# [Requirements]
Retype every line of the entries below without changing anything.

(Items stored from a collection)
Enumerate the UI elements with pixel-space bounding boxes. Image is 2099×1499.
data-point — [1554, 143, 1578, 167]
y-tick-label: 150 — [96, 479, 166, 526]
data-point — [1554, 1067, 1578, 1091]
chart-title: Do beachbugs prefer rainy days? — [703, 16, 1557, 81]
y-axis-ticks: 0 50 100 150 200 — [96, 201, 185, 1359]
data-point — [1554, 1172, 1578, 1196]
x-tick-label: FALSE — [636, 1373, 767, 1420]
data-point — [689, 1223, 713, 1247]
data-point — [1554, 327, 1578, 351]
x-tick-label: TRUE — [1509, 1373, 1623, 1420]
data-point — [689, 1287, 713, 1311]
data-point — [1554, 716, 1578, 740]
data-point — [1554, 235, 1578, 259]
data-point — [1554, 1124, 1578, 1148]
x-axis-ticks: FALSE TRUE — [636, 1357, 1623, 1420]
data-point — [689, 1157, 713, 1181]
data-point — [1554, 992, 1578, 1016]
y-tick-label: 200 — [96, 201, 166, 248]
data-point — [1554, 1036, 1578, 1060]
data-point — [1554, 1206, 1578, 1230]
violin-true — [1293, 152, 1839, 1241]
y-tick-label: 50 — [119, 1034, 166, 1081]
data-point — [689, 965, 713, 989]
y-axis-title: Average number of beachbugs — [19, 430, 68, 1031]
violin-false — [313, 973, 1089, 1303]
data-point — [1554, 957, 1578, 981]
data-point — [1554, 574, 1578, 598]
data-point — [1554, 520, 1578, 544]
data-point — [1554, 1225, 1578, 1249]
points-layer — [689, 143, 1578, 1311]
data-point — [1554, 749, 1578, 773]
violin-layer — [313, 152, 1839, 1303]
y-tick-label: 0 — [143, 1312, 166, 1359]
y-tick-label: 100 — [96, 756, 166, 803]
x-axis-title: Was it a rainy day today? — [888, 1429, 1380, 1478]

# [The answer]
Enumerate the UI elements with pixel-space bounding boxes. Image is 2099×1499.
data-point — [1554, 143, 1578, 167]
y-tick-label: 150 — [96, 479, 166, 526]
data-point — [1554, 1067, 1578, 1091]
chart-title: Do beachbugs prefer rainy days? — [703, 16, 1557, 81]
y-axis-ticks: 0 50 100 150 200 — [96, 201, 185, 1359]
data-point — [1554, 1172, 1578, 1196]
x-tick-label: FALSE — [636, 1373, 767, 1420]
data-point — [689, 1223, 713, 1247]
data-point — [1554, 327, 1578, 351]
x-tick-label: TRUE — [1509, 1373, 1623, 1420]
data-point — [689, 1287, 713, 1311]
data-point — [1554, 716, 1578, 740]
data-point — [1554, 235, 1578, 259]
data-point — [1554, 1124, 1578, 1148]
x-axis-ticks: FALSE TRUE — [636, 1357, 1623, 1420]
data-point — [689, 1157, 713, 1181]
data-point — [1554, 992, 1578, 1016]
y-tick-label: 200 — [96, 201, 166, 248]
data-point — [1554, 1036, 1578, 1060]
data-point — [1554, 1206, 1578, 1230]
violin-true — [1293, 152, 1839, 1241]
y-tick-label: 50 — [119, 1034, 166, 1081]
data-point — [689, 965, 713, 989]
y-axis-title: Average number of beachbugs — [19, 430, 68, 1031]
violin-false — [313, 973, 1089, 1303]
data-point — [1554, 957, 1578, 981]
data-point — [1554, 574, 1578, 598]
data-point — [1554, 520, 1578, 544]
data-point — [1554, 1225, 1578, 1249]
points-layer — [689, 143, 1578, 1311]
data-point — [1554, 749, 1578, 773]
violin-layer — [313, 152, 1839, 1303]
y-tick-label: 0 — [143, 1312, 166, 1359]
y-tick-label: 100 — [96, 756, 166, 803]
x-axis-title: Was it a rainy day today? — [888, 1429, 1380, 1478]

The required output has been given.